▶ **Task directions**: Output the full listing word for word.

▶ **Record set**:

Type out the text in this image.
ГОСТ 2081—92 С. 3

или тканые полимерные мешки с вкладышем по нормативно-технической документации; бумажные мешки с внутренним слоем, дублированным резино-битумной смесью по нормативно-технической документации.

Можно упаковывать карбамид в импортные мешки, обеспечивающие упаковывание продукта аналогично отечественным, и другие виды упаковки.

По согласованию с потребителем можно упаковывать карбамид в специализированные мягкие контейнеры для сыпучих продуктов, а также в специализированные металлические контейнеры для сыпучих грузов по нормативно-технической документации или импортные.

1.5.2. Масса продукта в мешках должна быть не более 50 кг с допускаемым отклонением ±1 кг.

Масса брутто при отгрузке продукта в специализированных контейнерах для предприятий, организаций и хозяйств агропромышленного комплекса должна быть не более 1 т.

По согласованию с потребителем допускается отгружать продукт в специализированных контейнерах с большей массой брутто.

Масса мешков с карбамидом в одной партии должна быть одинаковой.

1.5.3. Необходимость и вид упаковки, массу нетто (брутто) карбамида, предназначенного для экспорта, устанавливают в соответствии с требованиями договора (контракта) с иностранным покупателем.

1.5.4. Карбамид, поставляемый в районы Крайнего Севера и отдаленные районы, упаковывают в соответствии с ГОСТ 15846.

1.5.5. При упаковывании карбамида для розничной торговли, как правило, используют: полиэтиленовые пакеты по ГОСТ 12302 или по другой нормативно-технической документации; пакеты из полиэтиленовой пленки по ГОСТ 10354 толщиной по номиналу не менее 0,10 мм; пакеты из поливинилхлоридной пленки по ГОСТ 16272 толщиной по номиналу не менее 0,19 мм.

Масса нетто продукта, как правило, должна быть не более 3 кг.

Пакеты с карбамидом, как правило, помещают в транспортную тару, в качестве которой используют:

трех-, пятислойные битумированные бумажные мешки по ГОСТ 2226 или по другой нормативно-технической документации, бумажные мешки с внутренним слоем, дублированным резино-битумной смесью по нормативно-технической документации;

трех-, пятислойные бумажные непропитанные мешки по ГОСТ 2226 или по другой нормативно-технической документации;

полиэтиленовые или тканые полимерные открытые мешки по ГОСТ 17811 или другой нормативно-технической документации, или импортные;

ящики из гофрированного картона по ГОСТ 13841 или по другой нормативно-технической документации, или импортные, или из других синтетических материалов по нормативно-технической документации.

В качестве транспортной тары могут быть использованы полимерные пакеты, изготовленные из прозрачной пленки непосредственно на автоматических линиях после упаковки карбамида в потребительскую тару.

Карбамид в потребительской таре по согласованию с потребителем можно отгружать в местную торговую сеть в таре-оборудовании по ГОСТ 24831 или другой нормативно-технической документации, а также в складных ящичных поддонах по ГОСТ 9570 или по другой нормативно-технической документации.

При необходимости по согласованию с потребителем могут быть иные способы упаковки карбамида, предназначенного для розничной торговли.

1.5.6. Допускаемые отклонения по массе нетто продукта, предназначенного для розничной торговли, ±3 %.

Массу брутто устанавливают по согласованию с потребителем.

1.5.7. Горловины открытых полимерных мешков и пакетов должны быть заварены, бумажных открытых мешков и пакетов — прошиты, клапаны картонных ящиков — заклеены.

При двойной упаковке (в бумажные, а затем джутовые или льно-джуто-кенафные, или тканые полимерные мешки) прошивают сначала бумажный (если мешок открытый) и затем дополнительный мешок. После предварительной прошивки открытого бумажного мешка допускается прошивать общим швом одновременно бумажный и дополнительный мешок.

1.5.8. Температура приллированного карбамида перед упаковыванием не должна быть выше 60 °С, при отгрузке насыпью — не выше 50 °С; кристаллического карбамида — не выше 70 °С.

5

▶ **Solution for this task**:
Type out the text in this image.
ГОСТ 2081—92 С. 3

или тканые полимерные мешки с вкладышем по нормативно-технической документации; бумажные мешки с внутренним слоем, дублированным резино-битумной смесью по нормативно-технической документации.

Можно упаковывать карбамид в импортные мешки, обеспечивающие упаковывание продукта аналогично отечественным, и другие виды упаковки.

По согласованию с потребителем можно упаковывать карбамид в специализированные мягкие контейнеры для сыпучих продуктов, а также в специализированные металлические контейнеры для сыпучих грузов по нормативно-технической документации или импортные.

1.5.2. Масса продукта в мешках должна быть не более 50 кг с допускаемым отклонением ±1 кг.

Масса брутто при отгрузке продукта в специализированных контейнерах для предприятий, организаций и хозяйств агропромышленного комплекса должна быть не более 1 т.

По согласованию с потребителем допускается отгружать продукт в специализированных контейнерах с большей массой брутто.

Масса мешков с карбамидом в одной партии должна быть одинаковой.

1.5.3. Необходимость и вид упаковки, массу нетто (брутто) карбамида, предназначенного для экспорта, устанавливают в соответствии с требованиями договора (контракта) с иностранным покупателем.

1.5.4. Карбамид, поставляемый в районы Крайнего Севера и отдаленные районы, упаковывают в соответствии с ГОСТ 15846.

1.5.5. При упаковывании карбамида для розничной торговли, как правило, используют: полиэтиленовые пакеты по ГОСТ 12302 или по другой нормативно-технической документации; пакеты из полиэтиленовой пленки по ГОСТ 10354 толщиной по номиналу не менее 0,10 мм; пакеты из поливинилхлоридной пленки по ГОСТ 16272 толщиной по номиналу не менее 0,19 мм.

Масса нетто продукта, как правило, должна быть не более 3 кг.

Пакеты с карбамидом, как правило, помещают в транспортную тару, в качестве которой используют:

трех-, пятислойные битумированные бумажные мешки по ГОСТ 2226 или по другой нормативно-технической документации, бумажные мешки с внутренним слоем, дублированным резино-битумной смесью по нормативно-технической документации;

трех-, пятислойные бумажные непропитанные мешки по ГОСТ 2226 или по другой нормативно-технической документации;

полиэтиленовые или тканые полимерные открытые мешки по ГОСТ 17811 или другой нормативно-технической документации, или импортные;

ящики из гофрированного картона по ГОСТ 13841 или по другой нормативно-технической документации, или импортные, или из других синтетических материалов по нормативно-технической документации.

В качестве транспортной тары могут быть использованы полимерные пакеты, изготовленные из прозрачной пленки непосредственно на автоматических линиях после упаковки карбамида в потребительскую тару.

Карбамид в потребительской таре по согласованию с потребителем можно отгружать в местную торговую сеть в таре-оборудовании по ГОСТ 24831 или другой нормативно-технической документации, а также в складных ящичных поддонах по ГОСТ 9570 или по другой нормативно-технической документации.

При необходимости по согласованию с потребителем могут быть иные способы упаковки карбамида, предназначенного для розничной торговли.

1.5.6. Допускаемые отклонения по массе нетто продукта, предназначенного для розничной торговли, ±3 %.

Массу брутто устанавливают по согласованию с потребителем.

1.5.7. Горловины открытых полимерных мешков и пакетов должны быть заварены, бумажных открытых мешков и пакетов — прошиты, клапаны картонных ящиков — заклеены.

При двойной упаковке (в бумажные, а затем джутовые или льно-джуто-кенафные, или тканые полимерные мешки) прошивают сначала бумажный (если мешок открытый) и затем дополнительный мешок. После предварительной прошивки открытого бумажного мешка допускается прошивать общим швом одновременно бумажный и дополнительный мешок.

1.5.8. Температура приллированного карбамида перед упаковыванием не должна быть выше 60 °С, при отгрузке насыпью — не выше 50 °С; кристаллического карбамида — не выше 70 °С.

5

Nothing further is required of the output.